### Work to complete
a: In the text on the postal strike ballot, why does it say many postal workers would have weighed up their losses from strikes against what union leaders would accept in bargaining? Please answer in one to three sentences.
b: Reproduce word for word the part of the text on the postal strike ballot starting at "There are many" and ending at "of the strike.".

### Text segment
---------------
The capitalist press, of course, is ‘sexing up’ the result of the national strike ballot, however, as the end of the road for militant trade unionism. The Financial Times, as the mouthpiece of the finance capitalists, is the most vociferous. Calling the result a victory for "responsible trade unionism" and a blow to the ‘awkward squad’ of newly-elected trade union leaders, including Billy Hayes and Dave Ward, the general secretary and deputy general secretary of the CWU, it seeks to fit this result into a pattern that "follows the defeat of the fire-fighters’ strike over the winter and the election defeat of Mick Rix, leader of the train drivers union [ASLEF] and founder member of the ‘awkward squad’." (18 September) It even offers the opinion that the ballot result shows that civil servants are highly unlikely "to put their industrial muscle behind the threats of action over public-sector pensions by Mark Serwotka of the [left-led] Public and Commercial Services union [PCS]".

Management offensive

SO DOES THE ballot result indicate the ending of the left shift in the unions and the working class?

There are many reasons why a small majority of postal workers decided not to vote ‘yes’ for industrial action, but what seems to have swung many is the bosses’ propaganda, which the union leaders failed to answer satisfactorily. The impression given by the union leadership was that any ballot for strike action would be used for bargaining purposes only. They did not clearly put forward an overall industrial strategy to win the claim. Rumours abounded that the union would organise discontinuous action or even localised strikes of key workers. Under these circumstances, many postal workers would have weighed up how much they would lose if there were strikes, compared to what the union leaders would accept in the bargaining at the end of the strike.
---------------
### Information supplied

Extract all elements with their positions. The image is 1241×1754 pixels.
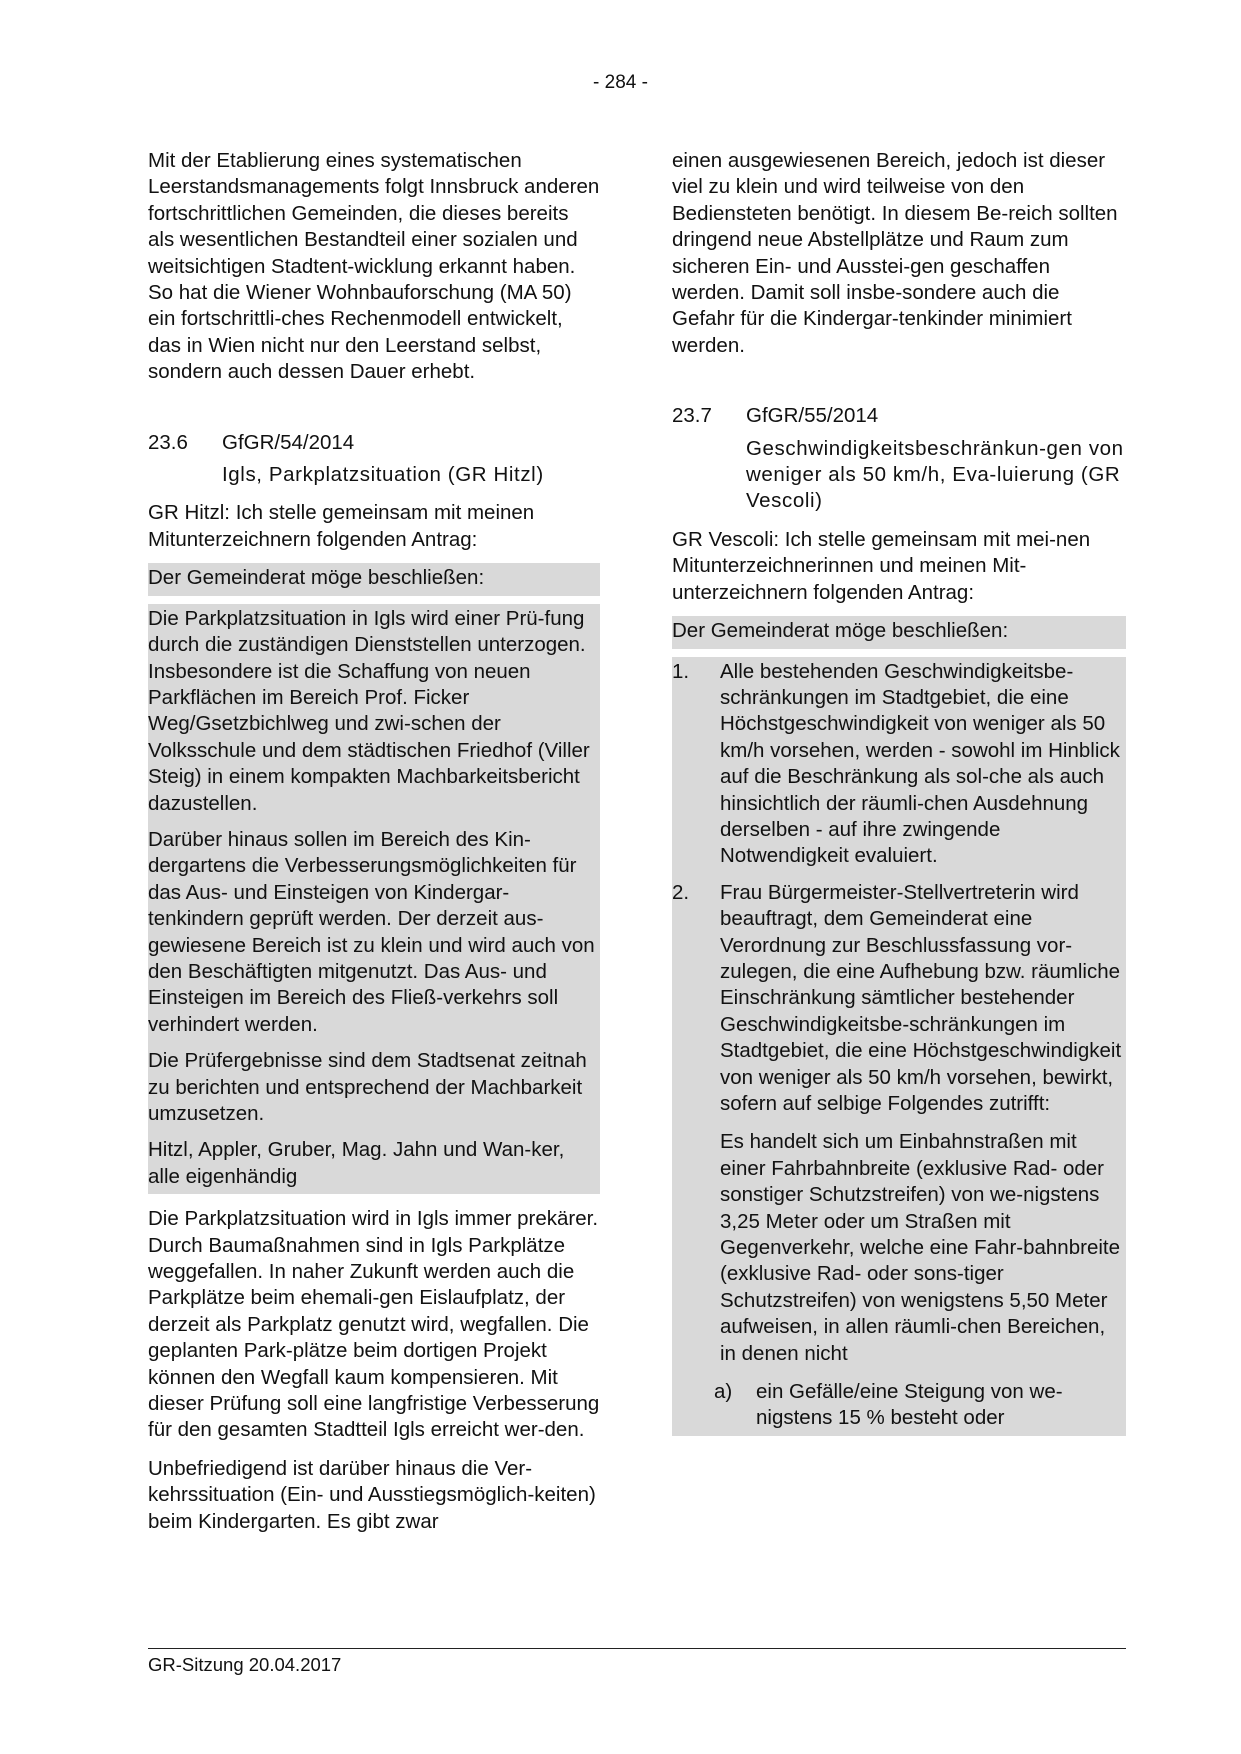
---------------
### Per-task answers
a: The union leadership gave the impression that a strike ballot would be used only for bargaining and put forward no clear overall industrial strategy to win the claim. Rumours also spread that the union would organise discontinuous action or localised strikes of key workers. Under these circumstances, the workers compared what strikes would cost them with what the leaders would settle for.

b:
There are many reasons why a small majority of postal workers decided not to vote ‘yes’ for industrial action, but what seems to have swung many is the bosses’ propaganda, which the union leaders failed to answer satisfactorily. The impression given by the union leadership was that any ballot for strike action would be used for bargaining purposes only. They did not clearly put forward an overall industrial strategy to win the claim. Rumours abounded that the union would organise discontinuous action or even localised strikes of key workers. Under these circumstances, many postal workers would have weighed up how much they would lose if there were strikes, compared to what the union leaders would accept in the bargaining at the end of the strike.